--- Provided entries Enclosed Below ---

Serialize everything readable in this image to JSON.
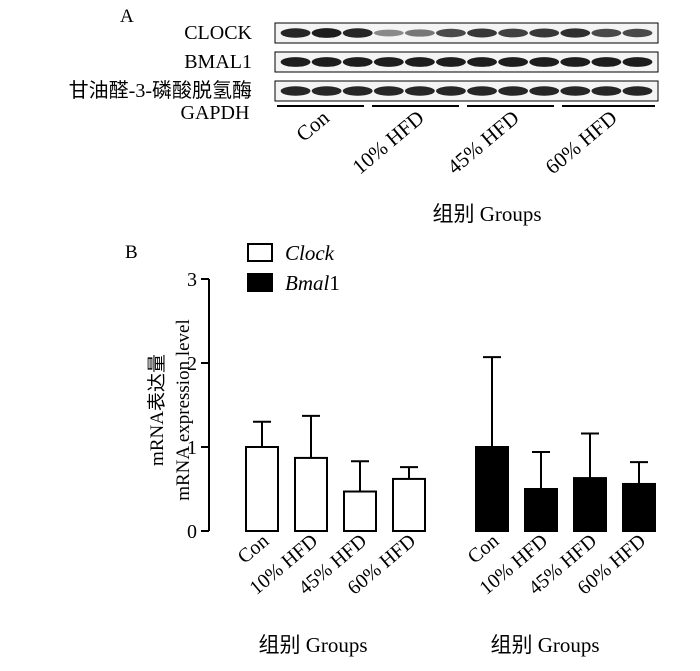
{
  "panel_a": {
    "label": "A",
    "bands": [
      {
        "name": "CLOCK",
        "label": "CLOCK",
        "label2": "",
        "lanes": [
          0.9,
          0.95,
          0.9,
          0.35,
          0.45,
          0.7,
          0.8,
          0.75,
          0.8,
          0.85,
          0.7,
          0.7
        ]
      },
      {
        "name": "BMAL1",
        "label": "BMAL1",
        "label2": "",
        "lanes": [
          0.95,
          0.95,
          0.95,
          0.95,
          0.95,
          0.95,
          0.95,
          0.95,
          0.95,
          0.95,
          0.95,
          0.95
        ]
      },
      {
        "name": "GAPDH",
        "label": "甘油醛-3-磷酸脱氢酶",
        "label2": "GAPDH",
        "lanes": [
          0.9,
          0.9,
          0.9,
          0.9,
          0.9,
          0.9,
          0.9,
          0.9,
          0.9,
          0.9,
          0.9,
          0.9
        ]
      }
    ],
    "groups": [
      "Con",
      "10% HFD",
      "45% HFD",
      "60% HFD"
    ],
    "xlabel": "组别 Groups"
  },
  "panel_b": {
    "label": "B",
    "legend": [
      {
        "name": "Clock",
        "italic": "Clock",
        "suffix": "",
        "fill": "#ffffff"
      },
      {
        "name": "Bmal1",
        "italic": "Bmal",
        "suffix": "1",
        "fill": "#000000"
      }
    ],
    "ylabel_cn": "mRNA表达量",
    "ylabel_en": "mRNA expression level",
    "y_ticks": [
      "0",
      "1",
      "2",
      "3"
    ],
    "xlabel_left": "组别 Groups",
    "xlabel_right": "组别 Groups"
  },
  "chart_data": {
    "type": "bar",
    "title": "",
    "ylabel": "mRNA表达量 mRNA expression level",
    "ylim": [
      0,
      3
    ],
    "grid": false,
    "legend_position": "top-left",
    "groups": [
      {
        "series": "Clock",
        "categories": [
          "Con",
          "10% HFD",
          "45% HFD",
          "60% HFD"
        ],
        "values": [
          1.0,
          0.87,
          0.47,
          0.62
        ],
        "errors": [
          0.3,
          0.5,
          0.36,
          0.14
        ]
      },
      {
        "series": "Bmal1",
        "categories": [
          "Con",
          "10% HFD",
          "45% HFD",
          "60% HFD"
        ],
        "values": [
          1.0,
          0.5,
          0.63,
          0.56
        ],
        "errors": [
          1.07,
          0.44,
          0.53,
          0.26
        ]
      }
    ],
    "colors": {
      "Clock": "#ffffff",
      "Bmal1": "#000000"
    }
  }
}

--- End of Enclosed Provided entries ---

Take every line from the data above that holds "name" and copy it out.

**Answer space**
        "name": "CLOCK",
        "name": "BMAL1",
        "name": "GAPDH",
        "name": "Clock",
        "name": "Bmal1",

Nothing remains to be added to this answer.